[Records from a collection of figures]

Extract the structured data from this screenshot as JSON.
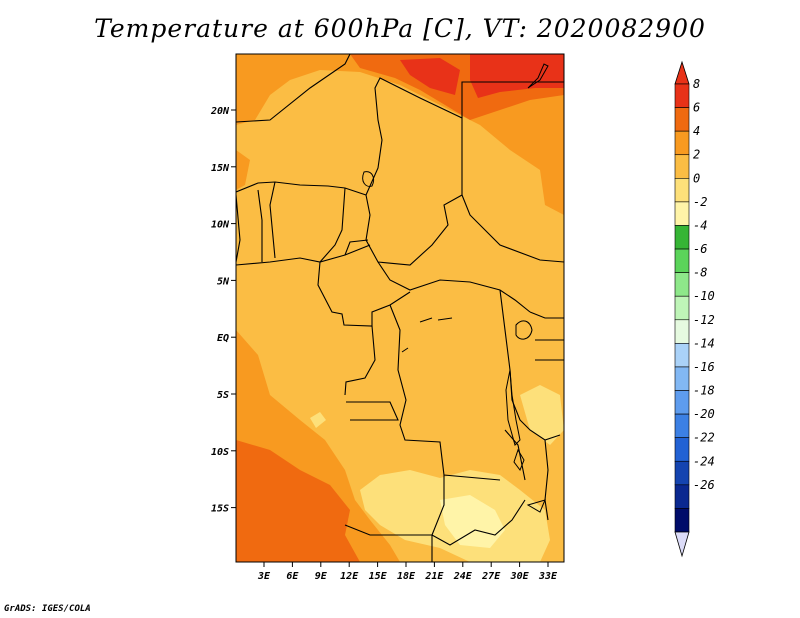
{
  "title": "Temperature at 600hPa [C], VT: 2020082900",
  "credit": "GrADS: IGES/COLA",
  "map": {
    "x_ticks": [
      "3E",
      "6E",
      "9E",
      "12E",
      "15E",
      "18E",
      "21E",
      "24E",
      "27E",
      "30E",
      "33E"
    ],
    "y_ticks": [
      "20N",
      "15N",
      "10N",
      "5N",
      "EQ",
      "5S",
      "10S",
      "15S"
    ]
  },
  "colorbar": {
    "labels": [
      "8",
      "6",
      "4",
      "2",
      "0",
      "-2",
      "-4",
      "-6",
      "-8",
      "-10",
      "-12",
      "-14",
      "-16",
      "-18",
      "-20",
      "-22",
      "-24",
      "-26"
    ],
    "colors": [
      "#e83218",
      "#f06a10",
      "#f89a20",
      "#fbbd44",
      "#fde07a",
      "#fff4a8",
      "#36b535",
      "#5bd45a",
      "#8ee88a",
      "#bff5b8",
      "#e6fae0",
      "#aad2f8",
      "#82b8f4",
      "#5e9cee",
      "#3c80e4",
      "#2262d4",
      "#1444b0",
      "#0a2890",
      "#000c6a"
    ],
    "extend_low_color": "#dcdcf8"
  }
}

▸ What you will do
Quote each entry above verbatim and drop the pictures.

▸ Reply
Extract the structured data from this screenshot as JSON.
{
  "title": "Temperature at 600hPa [C], VT: 2020082900",
  "credit": "GrADS: IGES/COLA",
  "map": {
    "x_ticks": [
      "3E",
      "6E",
      "9E",
      "12E",
      "15E",
      "18E",
      "21E",
      "24E",
      "27E",
      "30E",
      "33E"
    ],
    "y_ticks": [
      "20N",
      "15N",
      "10N",
      "5N",
      "EQ",
      "5S",
      "10S",
      "15S"
    ]
  },
  "colorbar": {
    "labels": [
      "8",
      "6",
      "4",
      "2",
      "0",
      "-2",
      "-4",
      "-6",
      "-8",
      "-10",
      "-12",
      "-14",
      "-16",
      "-18",
      "-20",
      "-22",
      "-24",
      "-26"
    ],
    "colors": [
      "#e83218",
      "#f06a10",
      "#f89a20",
      "#fbbd44",
      "#fde07a",
      "#fff4a8",
      "#36b535",
      "#5bd45a",
      "#8ee88a",
      "#bff5b8",
      "#e6fae0",
      "#aad2f8",
      "#82b8f4",
      "#5e9cee",
      "#3c80e4",
      "#2262d4",
      "#1444b0",
      "#0a2890",
      "#000c6a"
    ],
    "extend_low_color": "#dcdcf8"
  }
}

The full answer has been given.